* **DATASET EXTRACT**
================

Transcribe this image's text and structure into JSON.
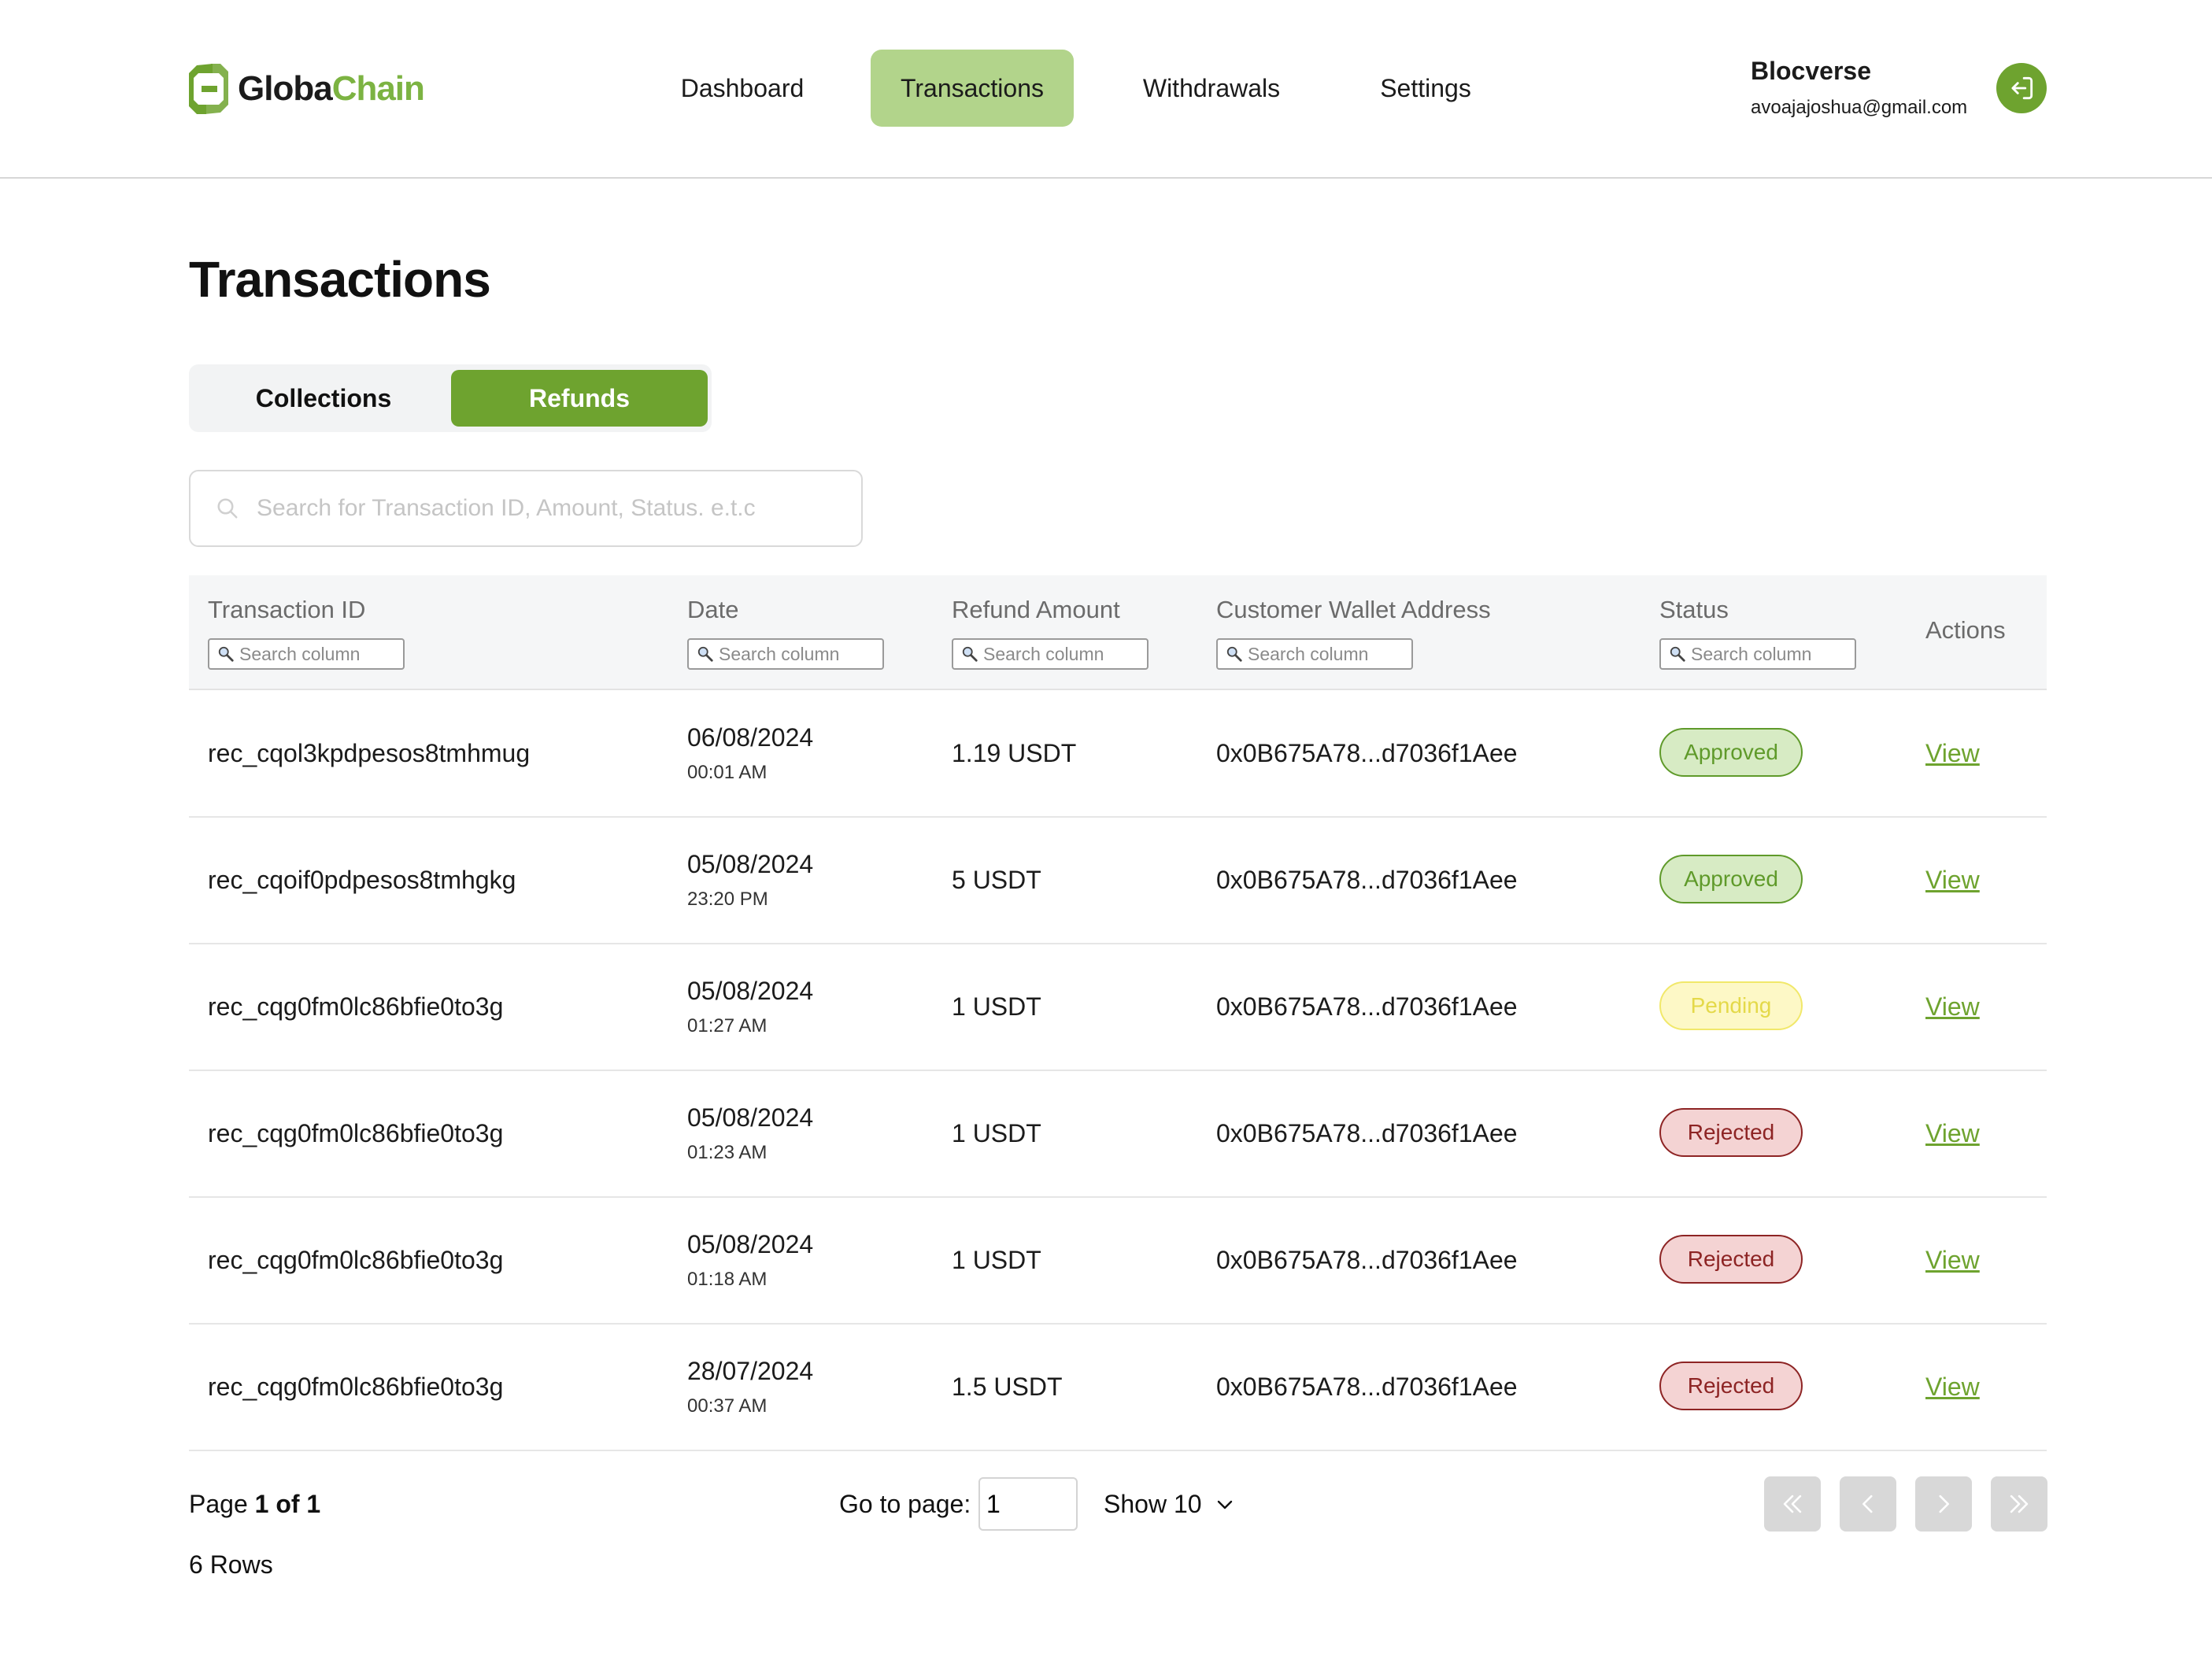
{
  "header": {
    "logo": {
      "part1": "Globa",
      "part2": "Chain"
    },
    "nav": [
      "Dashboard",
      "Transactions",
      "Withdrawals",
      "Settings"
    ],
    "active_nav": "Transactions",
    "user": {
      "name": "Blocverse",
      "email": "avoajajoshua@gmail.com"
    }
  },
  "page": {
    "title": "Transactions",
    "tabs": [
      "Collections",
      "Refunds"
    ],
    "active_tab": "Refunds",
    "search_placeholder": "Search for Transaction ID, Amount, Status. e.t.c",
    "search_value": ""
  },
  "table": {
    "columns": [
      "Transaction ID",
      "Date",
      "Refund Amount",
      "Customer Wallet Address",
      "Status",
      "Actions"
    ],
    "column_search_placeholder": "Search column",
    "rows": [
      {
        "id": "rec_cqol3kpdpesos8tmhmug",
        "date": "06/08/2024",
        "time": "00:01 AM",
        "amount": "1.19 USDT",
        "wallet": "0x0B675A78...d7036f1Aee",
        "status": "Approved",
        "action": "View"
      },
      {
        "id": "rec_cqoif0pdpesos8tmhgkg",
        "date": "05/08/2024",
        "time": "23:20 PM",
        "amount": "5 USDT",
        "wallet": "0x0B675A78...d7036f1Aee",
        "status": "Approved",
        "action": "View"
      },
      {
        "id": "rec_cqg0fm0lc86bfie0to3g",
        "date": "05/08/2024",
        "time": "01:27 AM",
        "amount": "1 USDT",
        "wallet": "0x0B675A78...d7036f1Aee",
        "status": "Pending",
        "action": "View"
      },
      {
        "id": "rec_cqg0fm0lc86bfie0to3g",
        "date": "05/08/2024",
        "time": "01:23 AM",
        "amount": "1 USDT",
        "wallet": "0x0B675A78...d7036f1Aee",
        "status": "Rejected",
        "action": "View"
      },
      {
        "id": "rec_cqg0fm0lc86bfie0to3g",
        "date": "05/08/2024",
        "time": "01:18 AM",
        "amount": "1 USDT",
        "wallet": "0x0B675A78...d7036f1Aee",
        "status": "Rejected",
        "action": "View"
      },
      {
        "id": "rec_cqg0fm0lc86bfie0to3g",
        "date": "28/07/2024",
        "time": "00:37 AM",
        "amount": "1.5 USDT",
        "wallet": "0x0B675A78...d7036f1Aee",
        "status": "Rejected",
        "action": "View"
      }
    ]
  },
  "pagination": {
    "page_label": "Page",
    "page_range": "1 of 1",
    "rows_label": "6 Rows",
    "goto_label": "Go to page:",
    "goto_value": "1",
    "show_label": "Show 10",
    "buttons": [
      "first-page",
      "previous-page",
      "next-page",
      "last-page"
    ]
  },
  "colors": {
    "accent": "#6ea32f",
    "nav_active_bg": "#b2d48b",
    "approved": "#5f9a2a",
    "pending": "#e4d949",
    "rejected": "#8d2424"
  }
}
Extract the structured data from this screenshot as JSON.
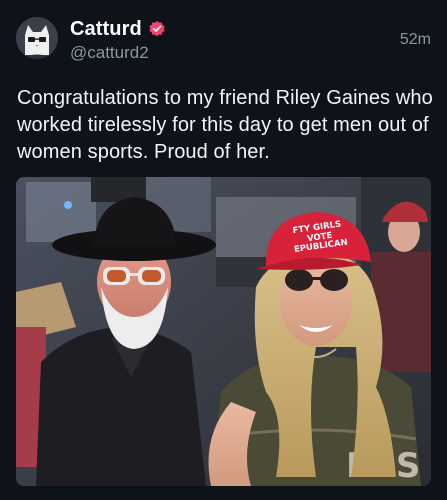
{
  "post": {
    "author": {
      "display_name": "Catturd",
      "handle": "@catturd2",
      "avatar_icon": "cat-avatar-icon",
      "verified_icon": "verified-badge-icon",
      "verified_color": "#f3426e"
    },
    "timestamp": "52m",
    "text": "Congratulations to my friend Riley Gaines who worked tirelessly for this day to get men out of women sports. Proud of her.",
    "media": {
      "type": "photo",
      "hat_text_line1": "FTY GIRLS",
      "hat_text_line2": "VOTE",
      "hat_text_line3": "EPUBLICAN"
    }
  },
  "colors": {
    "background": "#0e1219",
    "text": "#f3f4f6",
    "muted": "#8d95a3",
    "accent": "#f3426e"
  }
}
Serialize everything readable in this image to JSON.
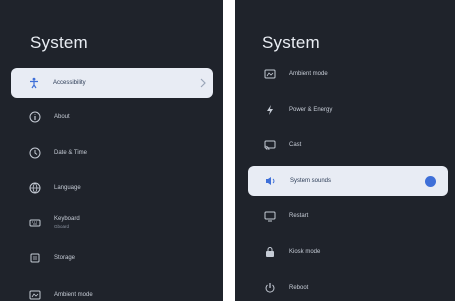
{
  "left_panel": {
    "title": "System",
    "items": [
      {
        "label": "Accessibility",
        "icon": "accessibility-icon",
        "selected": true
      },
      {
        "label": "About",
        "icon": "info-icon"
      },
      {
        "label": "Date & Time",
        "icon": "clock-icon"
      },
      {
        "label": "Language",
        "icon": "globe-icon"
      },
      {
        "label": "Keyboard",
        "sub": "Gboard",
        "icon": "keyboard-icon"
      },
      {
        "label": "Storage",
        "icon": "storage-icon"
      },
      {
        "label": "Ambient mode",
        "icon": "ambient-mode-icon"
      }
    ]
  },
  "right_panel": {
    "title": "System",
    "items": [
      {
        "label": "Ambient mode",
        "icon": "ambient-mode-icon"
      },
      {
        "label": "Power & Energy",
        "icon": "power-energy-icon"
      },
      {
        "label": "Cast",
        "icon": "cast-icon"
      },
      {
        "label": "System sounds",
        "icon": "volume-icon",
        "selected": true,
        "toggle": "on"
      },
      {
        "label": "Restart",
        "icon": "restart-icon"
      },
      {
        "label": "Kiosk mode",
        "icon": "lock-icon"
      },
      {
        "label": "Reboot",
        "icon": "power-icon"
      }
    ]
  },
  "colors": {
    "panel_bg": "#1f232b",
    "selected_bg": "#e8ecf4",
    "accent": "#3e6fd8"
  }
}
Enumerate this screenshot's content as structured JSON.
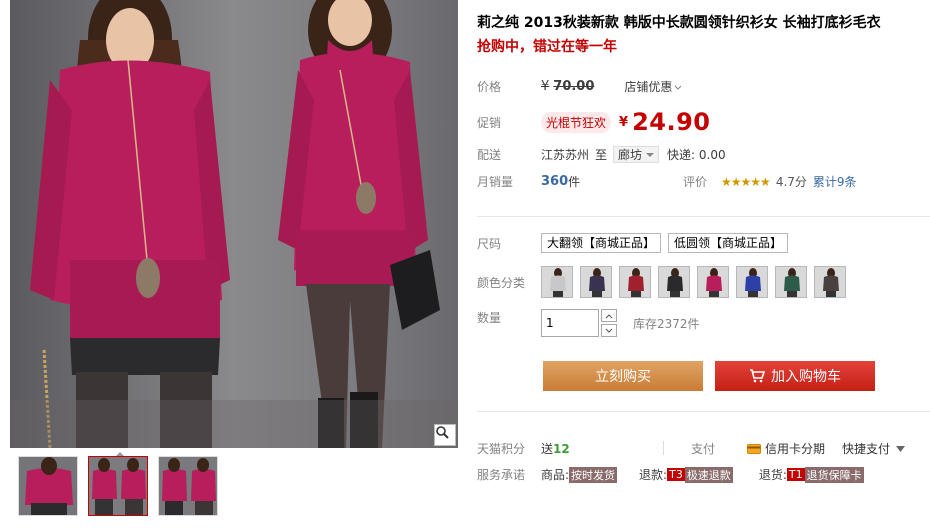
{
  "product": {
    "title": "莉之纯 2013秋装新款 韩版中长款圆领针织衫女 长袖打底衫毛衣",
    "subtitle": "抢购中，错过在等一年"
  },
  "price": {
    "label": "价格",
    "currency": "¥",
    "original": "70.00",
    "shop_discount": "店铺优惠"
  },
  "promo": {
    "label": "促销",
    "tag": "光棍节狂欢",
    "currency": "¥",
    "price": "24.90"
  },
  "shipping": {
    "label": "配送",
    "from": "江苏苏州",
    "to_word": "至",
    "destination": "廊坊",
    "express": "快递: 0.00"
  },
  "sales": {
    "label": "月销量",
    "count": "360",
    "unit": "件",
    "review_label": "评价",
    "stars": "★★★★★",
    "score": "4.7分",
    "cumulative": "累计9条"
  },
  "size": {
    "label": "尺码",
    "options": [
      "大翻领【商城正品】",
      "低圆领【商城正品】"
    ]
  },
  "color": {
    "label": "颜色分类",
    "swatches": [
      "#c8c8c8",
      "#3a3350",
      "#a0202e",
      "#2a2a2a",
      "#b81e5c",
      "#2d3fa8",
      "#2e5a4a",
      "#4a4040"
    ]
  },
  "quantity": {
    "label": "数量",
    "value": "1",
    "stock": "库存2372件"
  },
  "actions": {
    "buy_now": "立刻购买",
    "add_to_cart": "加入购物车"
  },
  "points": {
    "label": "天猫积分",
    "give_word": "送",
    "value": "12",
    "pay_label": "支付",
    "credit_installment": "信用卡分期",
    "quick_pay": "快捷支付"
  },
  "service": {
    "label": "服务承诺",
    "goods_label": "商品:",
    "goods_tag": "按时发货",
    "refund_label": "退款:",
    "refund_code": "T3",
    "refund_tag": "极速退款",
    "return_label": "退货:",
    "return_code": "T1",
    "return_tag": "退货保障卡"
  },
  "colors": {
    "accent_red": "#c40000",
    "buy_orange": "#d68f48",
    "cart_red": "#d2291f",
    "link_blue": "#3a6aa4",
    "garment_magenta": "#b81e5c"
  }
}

================

* **WHAT TO WORK ON**
Copy each line of the records precisely and drop any images they hold.

* **FINAL RESULT**
Transcribe this image's text and structure into JSON.
{
  "header": {
    "logo": {
      "part1": "Globa",
      "part2": "Chain"
    },
    "nav": [
      "Dashboard",
      "Transactions",
      "Withdrawals",
      "Settings"
    ],
    "active_nav": "Transactions",
    "user": {
      "name": "Blocverse",
      "email": "avoajajoshua@gmail.com"
    }
  },
  "page": {
    "title": "Transactions",
    "tabs": [
      "Collections",
      "Refunds"
    ],
    "active_tab": "Refunds",
    "search_placeholder": "Search for Transaction ID, Amount, Status. e.t.c",
    "search_value": ""
  },
  "table": {
    "columns": [
      "Transaction ID",
      "Date",
      "Refund Amount",
      "Customer Wallet Address",
      "Status",
      "Actions"
    ],
    "column_search_placeholder": "Search column",
    "rows": [
      {
        "id": "rec_cqol3kpdpesos8tmhmug",
        "date": "06/08/2024",
        "time": "00:01 AM",
        "amount": "1.19 USDT",
        "wallet": "0x0B675A78...d7036f1Aee",
        "status": "Approved",
        "action": "View"
      },
      {
        "id": "rec_cqoif0pdpesos8tmhgkg",
        "date": "05/08/2024",
        "time": "23:20 PM",
        "amount": "5 USDT",
        "wallet": "0x0B675A78...d7036f1Aee",
        "status": "Approved",
        "action": "View"
      },
      {
        "id": "rec_cqg0fm0lc86bfie0to3g",
        "date": "05/08/2024",
        "time": "01:27 AM",
        "amount": "1 USDT",
        "wallet": "0x0B675A78...d7036f1Aee",
        "status": "Pending",
        "action": "View"
      },
      {
        "id": "rec_cqg0fm0lc86bfie0to3g",
        "date": "05/08/2024",
        "time": "01:23 AM",
        "amount": "1 USDT",
        "wallet": "0x0B675A78...d7036f1Aee",
        "status": "Rejected",
        "action": "View"
      },
      {
        "id": "rec_cqg0fm0lc86bfie0to3g",
        "date": "05/08/2024",
        "time": "01:18 AM",
        "amount": "1 USDT",
        "wallet": "0x0B675A78...d7036f1Aee",
        "status": "Rejected",
        "action": "View"
      },
      {
        "id": "rec_cqg0fm0lc86bfie0to3g",
        "date": "28/07/2024",
        "time": "00:37 AM",
        "amount": "1.5 USDT",
        "wallet": "0x0B675A78...d7036f1Aee",
        "status": "Rejected",
        "action": "View"
      }
    ]
  },
  "pagination": {
    "page_label": "Page",
    "page_range": "1 of 1",
    "rows_label": "6 Rows",
    "goto_label": "Go to page:",
    "goto_value": "1",
    "show_label": "Show 10",
    "buttons": [
      "first-page",
      "previous-page",
      "next-page",
      "last-page"
    ]
  },
  "colors": {
    "accent": "#6ea32f",
    "nav_active_bg": "#b2d48b",
    "approved": "#5f9a2a",
    "pending": "#e4d949",
    "rejected": "#8d2424"
  }
}
Extract the structured data from this screenshot as JSON.
{
  "post": {
    "author": {
      "display_name": "Catturd",
      "handle": "@catturd2",
      "avatar_icon": "cat-avatar-icon",
      "verified_icon": "verified-badge-icon",
      "verified_color": "#f3426e"
    },
    "timestamp": "52m",
    "text": "Congratulations to my friend Riley Gaines who worked tirelessly for this day to get men out of women sports. Proud of her.",
    "media": {
      "type": "photo",
      "hat_text_line1": "FTY GIRLS",
      "hat_text_line2": "VOTE",
      "hat_text_line3": "EPUBLICAN"
    }
  },
  "colors": {
    "background": "#0e1219",
    "text": "#f3f4f6",
    "muted": "#8d95a3",
    "accent": "#f3426e"
  }
}
Serialize everything readable in this image to JSON.
{
  "left_panel": {
    "title": "System",
    "items": [
      {
        "label": "Accessibility",
        "icon": "accessibility-icon",
        "selected": true
      },
      {
        "label": "About",
        "icon": "info-icon"
      },
      {
        "label": "Date & Time",
        "icon": "clock-icon"
      },
      {
        "label": "Language",
        "icon": "globe-icon"
      },
      {
        "label": "Keyboard",
        "sub": "Gboard",
        "icon": "keyboard-icon"
      },
      {
        "label": "Storage",
        "icon": "storage-icon"
      },
      {
        "label": "Ambient mode",
        "icon": "ambient-mode-icon"
      }
    ]
  },
  "right_panel": {
    "title": "System",
    "items": [
      {
        "label": "Ambient mode",
        "icon": "ambient-mode-icon"
      },
      {
        "label": "Power & Energy",
        "icon": "power-energy-icon"
      },
      {
        "label": "Cast",
        "icon": "cast-icon"
      },
      {
        "label": "System sounds",
        "icon": "volume-icon",
        "selected": true,
        "toggle": "on"
      },
      {
        "label": "Restart",
        "icon": "restart-icon"
      },
      {
        "label": "Kiosk mode",
        "icon": "lock-icon"
      },
      {
        "label": "Reboot",
        "icon": "power-icon"
      }
    ]
  },
  "colors": {
    "panel_bg": "#1f232b",
    "selected_bg": "#e8ecf4",
    "accent": "#3e6fd8"
  }
}
Enumerate this screenshot's content as structured JSON.
{
  "product": {
    "title": "莉之纯 2013秋装新款 韩版中长款圆领针织衫女 长袖打底衫毛衣",
    "subtitle": "抢购中，错过在等一年"
  },
  "price": {
    "label": "价格",
    "currency": "¥",
    "original": "70.00",
    "shop_discount": "店铺优惠"
  },
  "promo": {
    "label": "促销",
    "tag": "光棍节狂欢",
    "currency": "¥",
    "price": "24.90"
  },
  "shipping": {
    "label": "配送",
    "from": "江苏苏州",
    "to_word": "至",
    "destination": "廊坊",
    "express": "快递: 0.00"
  },
  "sales": {
    "label": "月销量",
    "count": "360",
    "unit": "件",
    "review_label": "评价",
    "stars": "★★★★★",
    "score": "4.7分",
    "cumulative": "累计9条"
  },
  "size": {
    "label": "尺码",
    "options": [
      "大翻领【商城正品】",
      "低圆领【商城正品】"
    ]
  },
  "color": {
    "label": "颜色分类",
    "swatches": [
      "#c8c8c8",
      "#3a3350",
      "#a0202e",
      "#2a2a2a",
      "#b81e5c",
      "#2d3fa8",
      "#2e5a4a",
      "#4a4040"
    ]
  },
  "quantity": {
    "label": "数量",
    "value": "1",
    "stock": "库存2372件"
  },
  "actions": {
    "buy_now": "立刻购买",
    "add_to_cart": "加入购物车"
  },
  "points": {
    "label": "天猫积分",
    "give_word": "送",
    "value": "12",
    "pay_label": "支付",
    "credit_installment": "信用卡分期",
    "quick_pay": "快捷支付"
  },
  "service": {
    "label": "服务承诺",
    "goods_label": "商品:",
    "goods_tag": "按时发货",
    "refund_label": "退款:",
    "refund_code": "T3",
    "refund_tag": "极速退款",
    "return_label": "退货:",
    "return_code": "T1",
    "return_tag": "退货保障卡"
  },
  "colors": {
    "accent_red": "#c40000",
    "buy_orange": "#d68f48",
    "cart_red": "#d2291f",
    "link_blue": "#3a6aa4",
    "garment_magenta": "#b81e5c"
  }
}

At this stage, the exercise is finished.